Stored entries

=-=-=-=-=

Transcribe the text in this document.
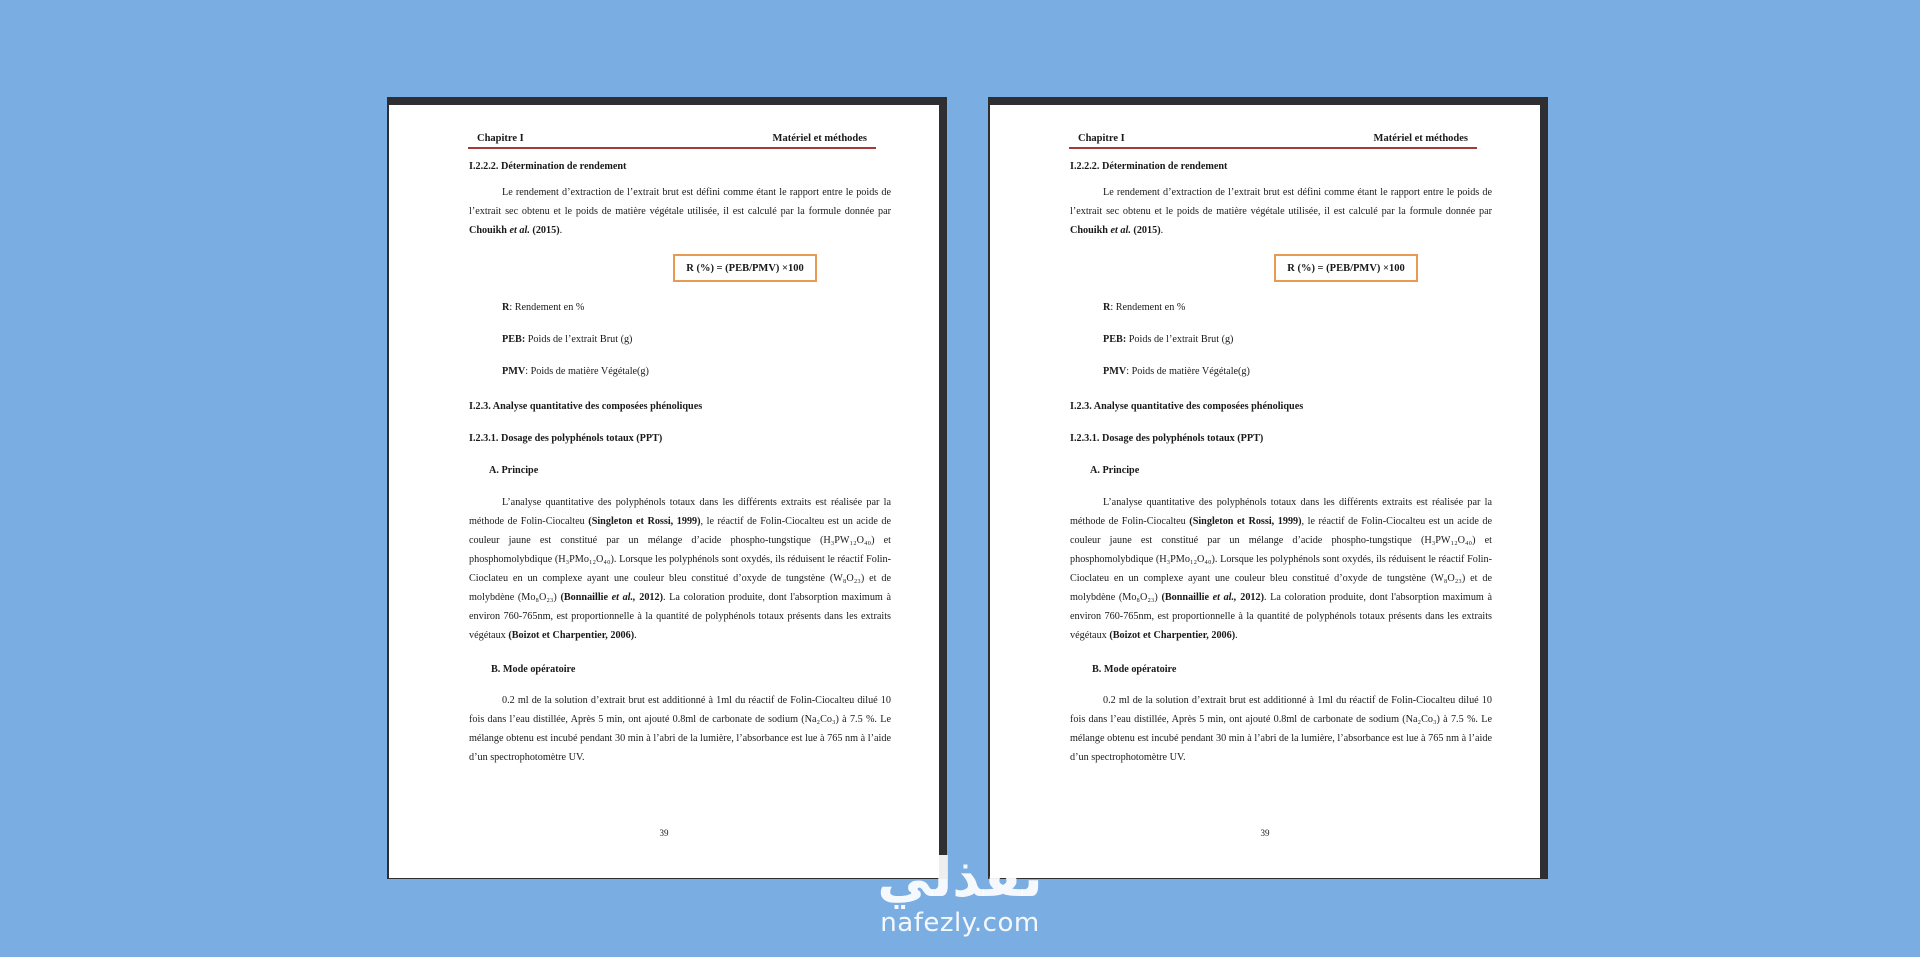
Chapitre I	Matériel et méthodes
I.2.2.2. Détermination de rendement
Le rendement d’extraction de l’extrait brut est défini comme étant le rapport entre le poids de l’extrait sec obtenu et le poids de matière végétale utilisée, il est calculé par la formule donnée par Chouikh et al. (2015).
R (%) = (PEB/PMV) ×100
R: Rendement en %
PEB: Poids de l’extrait Brut (g)
PMV: Poids de matière Végétale(g)
I.2.3. Analyse quantitative des composées phénoliques
I.2.3.1. Dosage des polyphénols totaux (PPT)
A. Principe
L’analyse quantitative des polyphénols totaux dans les différents extraits est réalisée par la méthode de Folin-Ciocalteu (Singleton et Rossi, 1999), le réactif de Folin-Ciocalteu est un acide de couleur jaune est constitué par un mélange d’acide phospho-tungstique (H₃PW₁₂O₄₀) et phosphomolybdique (H₃PMo₁₂O₄₀). Lorsque les polyphénols sont oxydés, ils réduisent le réactif Folin-Cioclateu en un complexe ayant une couleur bleu constitué d’oxyde de tungstène (W₈O₂₃) et de molybdène (Mo₈O₂₃) (Bonnaillie et al., 2012). La coloration produite, dont l'absorption maximum à environ 760-765nm, est proportionnelle à la quantité de polyphénols totaux présents dans les extraits végétaux (Boizot et Charpentier, 2006).
B. Mode opératoire
0.2 ml de la solution d’extrait brut est additionné à 1ml du réactif de Folin-Ciocalteu dilué 10 fois dans l’eau distillée, Après 5 min, ont ajouté 0.8ml de carbonate de sodium (Na₂Co₃) à 7.5 %. Le mélange obtenu est incubé pendant 30 min à l’abri de la lumière, l’absorbance est lue à 765 nm à l’aide d’un spectrophotomètre UV.
39
Chapitre I	Matériel et méthodes
I.2.2.2. Détermination de rendement
Le rendement d’extraction de l’extrait brut est défini comme étant le rapport entre le poids de l’extrait sec obtenu et le poids de matière végétale utilisée, il est calculé par la formule donnée par Chouikh et al. (2015).
R (%) = (PEB/PMV) ×100
R: Rendement en %
PEB: Poids de l’extrait Brut (g)
PMV: Poids de matière Végétale(g)
I.2.3. Analyse quantitative des composées phénoliques
I.2.3.1. Dosage des polyphénols totaux (PPT)
A. Principe
L’analyse quantitative des polyphénols totaux dans les différents extraits est réalisée par la méthode de Folin-Ciocalteu (Singleton et Rossi, 1999), le réactif de Folin-Ciocalteu est un acide de couleur jaune est constitué par un mélange d’acide phospho-tungstique (H₃PW₁₂O₄₀) et phosphomolybdique (H₃PMo₁₂O₄₀). Lorsque les polyphénols sont oxydés, ils réduisent le réactif Folin-Cioclateu en un complexe ayant une couleur bleu constitué d’oxyde de tungstène (W₈O₂₃) et de molybdène (Mo₈O₂₃) (Bonnaillie et al., 2012). La coloration produite, dont l'absorption maximum à environ 760-765nm, est proportionnelle à la quantité de polyphénols totaux présents dans les extraits végétaux (Boizot et Charpentier, 2006).
B. Mode opératoire
0.2 ml de la solution d’extrait brut est additionné à 1ml du réactif de Folin-Ciocalteu dilué 10 fois dans l’eau distillée, Après 5 min, ont ajouté 0.8ml de carbonate de sodium (Na₂Co₃) à 7.5 %. Le mélange obtenu est incubé pendant 30 min à l’abri de la lumière, l’absorbance est lue à 765 nm à l’aide d’un spectrophotomètre UV.
39
نفذلي
nafezly.com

=-=-=-=-=

Please repeat the entries exactly. Do not include the pictures.

Transcribe the text in this document.
Chapitre I	Matériel et méthodes
I.2.2.2. Détermination de rendement
Le rendement d’extraction de l’extrait brut est défini comme étant le rapport entre le poids de l’extrait sec obtenu et le poids de matière végétale utilisée, il est calculé par la formule donnée par Chouikh et al. (2015).
R (%) = (PEB/PMV) ×100
R: Rendement en %
PEB: Poids de l’extrait Brut (g)
PMV: Poids de matière Végétale(g)
I.2.3. Analyse quantitative des composées phénoliques
I.2.3.1. Dosage des polyphénols totaux (PPT)
A. Principe
L’analyse quantitative des polyphénols totaux dans les différents extraits est réalisée par la méthode de Folin-Ciocalteu (Singleton et Rossi, 1999), le réactif de Folin-Ciocalteu est un acide de couleur jaune est constitué par un mélange d’acide phospho-tungstique (H₃PW₁₂O₄₀) et phosphomolybdique (H₃PMo₁₂O₄₀). Lorsque les polyphénols sont oxydés, ils réduisent le réactif Folin-Cioclateu en un complexe ayant une couleur bleu constitué d’oxyde de tungstène (W₈O₂₃) et de molybdène (Mo₈O₂₃) (Bonnaillie et al., 2012). La coloration produite, dont l'absorption maximum à environ 760-765nm, est proportionnelle à la quantité de polyphénols totaux présents dans les extraits végétaux (Boizot et Charpentier, 2006).
B. Mode opératoire
0.2 ml de la solution d’extrait brut est additionné à 1ml du réactif de Folin-Ciocalteu dilué 10 fois dans l’eau distillée, Après 5 min, ont ajouté 0.8ml de carbonate de sodium (Na₂Co₃) à 7.5 %. Le mélange obtenu est incubé pendant 30 min à l’abri de la lumière, l’absorbance est lue à 765 nm à l’aide d’un spectrophotomètre UV.
39
Chapitre I	Matériel et méthodes
I.2.2.2. Détermination de rendement
Le rendement d’extraction de l’extrait brut est défini comme étant le rapport entre le poids de l’extrait sec obtenu et le poids de matière végétale utilisée, il est calculé par la formule donnée par Chouikh et al. (2015).
R (%) = (PEB/PMV) ×100
R: Rendement en %
PEB: Poids de l’extrait Brut (g)
PMV: Poids de matière Végétale(g)
I.2.3. Analyse quantitative des composées phénoliques
I.2.3.1. Dosage des polyphénols totaux (PPT)
A. Principe
L’analyse quantitative des polyphénols totaux dans les différents extraits est réalisée par la méthode de Folin-Ciocalteu (Singleton et Rossi, 1999), le réactif de Folin-Ciocalteu est un acide de couleur jaune est constitué par un mélange d’acide phospho-tungstique (H₃PW₁₂O₄₀) et phosphomolybdique (H₃PMo₁₂O₄₀). Lorsque les polyphénols sont oxydés, ils réduisent le réactif Folin-Cioclateu en un complexe ayant une couleur bleu constitué d’oxyde de tungstène (W₈O₂₃) et de molybdène (Mo₈O₂₃) (Bonnaillie et al., 2012). La coloration produite, dont l'absorption maximum à environ 760-765nm, est proportionnelle à la quantité de polyphénols totaux présents dans les extraits végétaux (Boizot et Charpentier, 2006).
B. Mode opératoire
0.2 ml de la solution d’extrait brut est additionné à 1ml du réactif de Folin-Ciocalteu dilué 10 fois dans l’eau distillée, Après 5 min, ont ajouté 0.8ml de carbonate de sodium (Na₂Co₃) à 7.5 %. Le mélange obtenu est incubé pendant 30 min à l’abri de la lumière, l’absorbance est lue à 765 nm à l’aide d’un spectrophotomètre UV.
39
نفذلي
nafezly.com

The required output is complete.